What you have to do – The entire listing is to be repeated verbatim.

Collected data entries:

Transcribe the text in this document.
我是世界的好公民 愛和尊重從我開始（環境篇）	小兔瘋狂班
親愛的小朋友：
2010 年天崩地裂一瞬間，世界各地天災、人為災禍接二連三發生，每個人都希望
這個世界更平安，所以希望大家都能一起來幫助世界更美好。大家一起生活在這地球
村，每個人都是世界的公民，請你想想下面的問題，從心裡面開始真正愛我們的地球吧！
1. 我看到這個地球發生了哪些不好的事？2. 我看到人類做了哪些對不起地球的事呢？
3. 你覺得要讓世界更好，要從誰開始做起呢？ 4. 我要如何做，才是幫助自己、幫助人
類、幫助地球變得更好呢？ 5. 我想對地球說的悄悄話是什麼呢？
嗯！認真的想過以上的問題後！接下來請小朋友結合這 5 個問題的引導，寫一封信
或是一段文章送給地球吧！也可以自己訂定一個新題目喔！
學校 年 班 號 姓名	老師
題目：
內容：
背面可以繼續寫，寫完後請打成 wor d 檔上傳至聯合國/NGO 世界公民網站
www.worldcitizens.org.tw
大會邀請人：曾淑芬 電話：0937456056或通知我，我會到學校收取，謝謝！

The answer –
Transcribe the text in this document.
我是世界的好公民 愛和尊重從我開始（環境篇）	小兔瘋狂班
親愛的小朋友：
2010 年天崩地裂一瞬間，世界各地天災、人為災禍接二連三發生，每個人都希望
這個世界更平安，所以希望大家都能一起來幫助世界更美好。大家一起生活在這地球
村，每個人都是世界的公民，請你想想下面的問題，從心裡面開始真正愛我們的地球吧！
1. 我看到這個地球發生了哪些不好的事？2. 我看到人類做了哪些對不起地球的事呢？
3. 你覺得要讓世界更好，要從誰開始做起呢？ 4. 我要如何做，才是幫助自己、幫助人
類、幫助地球變得更好呢？ 5. 我想對地球說的悄悄話是什麼呢？
嗯！認真的想過以上的問題後！接下來請小朋友結合這 5 個問題的引導，寫一封信
或是一段文章送給地球吧！也可以自己訂定一個新題目喔！
學校 年 班 號 姓名	老師
題目：
內容：
背面可以繼續寫，寫完後請打成 wor d 檔上傳至聯合國/NGO 世界公民網站
www.worldcitizens.org.tw
大會邀請人：曾淑芬 電話：0937456056或通知我，我會到學校收取，謝謝！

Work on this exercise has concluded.